• _INSTRUCTIONS FOR THE TASK_
Restate every entry word for word.

Dataset entries

begin

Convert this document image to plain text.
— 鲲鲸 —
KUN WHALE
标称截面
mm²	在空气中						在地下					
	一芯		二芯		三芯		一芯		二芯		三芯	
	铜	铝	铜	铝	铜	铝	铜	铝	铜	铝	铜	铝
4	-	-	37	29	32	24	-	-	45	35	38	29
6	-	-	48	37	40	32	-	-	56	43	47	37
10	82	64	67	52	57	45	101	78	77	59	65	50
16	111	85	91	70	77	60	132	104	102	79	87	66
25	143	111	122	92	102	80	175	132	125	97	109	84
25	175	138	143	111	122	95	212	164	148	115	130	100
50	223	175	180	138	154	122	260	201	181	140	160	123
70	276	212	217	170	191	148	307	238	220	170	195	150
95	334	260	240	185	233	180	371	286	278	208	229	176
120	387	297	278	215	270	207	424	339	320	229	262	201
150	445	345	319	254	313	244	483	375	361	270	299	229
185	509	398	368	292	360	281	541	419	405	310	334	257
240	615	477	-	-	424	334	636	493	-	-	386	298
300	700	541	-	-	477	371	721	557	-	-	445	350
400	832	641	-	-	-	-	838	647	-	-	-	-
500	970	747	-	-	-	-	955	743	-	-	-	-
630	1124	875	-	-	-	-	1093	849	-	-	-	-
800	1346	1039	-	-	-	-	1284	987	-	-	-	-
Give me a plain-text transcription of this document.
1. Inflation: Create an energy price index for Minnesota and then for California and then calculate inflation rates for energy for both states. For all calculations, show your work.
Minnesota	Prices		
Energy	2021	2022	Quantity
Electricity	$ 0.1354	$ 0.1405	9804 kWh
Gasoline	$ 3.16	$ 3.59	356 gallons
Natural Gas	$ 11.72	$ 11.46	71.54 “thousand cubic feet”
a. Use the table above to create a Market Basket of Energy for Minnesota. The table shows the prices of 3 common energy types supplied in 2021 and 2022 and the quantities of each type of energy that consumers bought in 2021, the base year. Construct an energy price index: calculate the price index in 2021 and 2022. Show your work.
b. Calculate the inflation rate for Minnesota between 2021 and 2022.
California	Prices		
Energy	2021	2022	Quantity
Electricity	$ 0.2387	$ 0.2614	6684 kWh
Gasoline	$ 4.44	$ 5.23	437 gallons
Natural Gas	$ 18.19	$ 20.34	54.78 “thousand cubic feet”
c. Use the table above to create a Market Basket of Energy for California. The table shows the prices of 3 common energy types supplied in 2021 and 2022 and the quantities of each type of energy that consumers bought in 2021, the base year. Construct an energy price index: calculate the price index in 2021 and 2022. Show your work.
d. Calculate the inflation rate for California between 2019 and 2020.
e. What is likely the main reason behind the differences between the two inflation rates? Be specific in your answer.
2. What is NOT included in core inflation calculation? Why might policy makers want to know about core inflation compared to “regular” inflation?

end

• _SOLUTION BELOW_
Convert this document image to plain text.
— 鲲鲸 —
KUN WHALE
标称截面
mm²	在空气中						在地下					
	一芯		二芯		三芯		一芯		二芯		三芯	
	铜	铝	铜	铝	铜	铝	铜	铝	铜	铝	铜	铝
4	-	-	37	29	32	24	-	-	45	35	38	29
6	-	-	48	37	40	32	-	-	56	43	47	37
10	82	64	67	52	57	45	101	78	77	59	65	50
16	111	85	91	70	77	60	132	104	102	79	87	66
25	143	111	122	92	102	80	175	132	125	97	109	84
25	175	138	143	111	122	95	212	164	148	115	130	100
50	223	175	180	138	154	122	260	201	181	140	160	123
70	276	212	217	170	191	148	307	238	220	170	195	150
95	334	260	240	185	233	180	371	286	278	208	229	176
120	387	297	278	215	270	207	424	339	320	229	262	201
150	445	345	319	254	313	244	483	375	361	270	299	229
185	509	398	368	292	360	281	541	419	405	310	334	257
240	615	477	-	-	424	334	636	493	-	-	386	298
300	700	541	-	-	477	371	721	557	-	-	445	350
400	832	641	-	-	-	-	838	647	-	-	-	-
500	970	747	-	-	-	-	955	743	-	-	-	-
630	1124	875	-	-	-	-	1093	849	-	-	-	-
800	1346	1039	-	-	-	-	1284	987	-	-	-	-
Give me a plain-text transcription of this document.
1. Inflation: Create an energy price index for Minnesota and then for California and then calculate inflation rates for energy for both states. For all calculations, show your work.
Minnesota	Prices		
Energy	2021	2022	Quantity
Electricity	$ 0.1354	$ 0.1405	9804 kWh
Gasoline	$ 3.16	$ 3.59	356 gallons
Natural Gas	$ 11.72	$ 11.46	71.54 “thousand cubic feet”
a. Use the table above to create a Market Basket of Energy for Minnesota. The table shows the prices of 3 common energy types supplied in 2021 and 2022 and the quantities of each type of energy that consumers bought in 2021, the base year. Construct an energy price index: calculate the price index in 2021 and 2022. Show your work.
b. Calculate the inflation rate for Minnesota between 2021 and 2022.
California	Prices		
Energy	2021	2022	Quantity
Electricity	$ 0.2387	$ 0.2614	6684 kWh
Gasoline	$ 4.44	$ 5.23	437 gallons
Natural Gas	$ 18.19	$ 20.34	54.78 “thousand cubic feet”
c. Use the table above to create a Market Basket of Energy for California. The table shows the prices of 3 common energy types supplied in 2021 and 2022 and the quantities of each type of energy that consumers bought in 2021, the base year. Construct an energy price index: calculate the price index in 2021 and 2022. Show your work.
d. Calculate the inflation rate for California between 2019 and 2020.
e. What is likely the main reason behind the differences between the two inflation rates? Be specific in your answer.
2. What is NOT included in core inflation calculation? Why might policy makers want to know about core inflation compared to “regular” inflation?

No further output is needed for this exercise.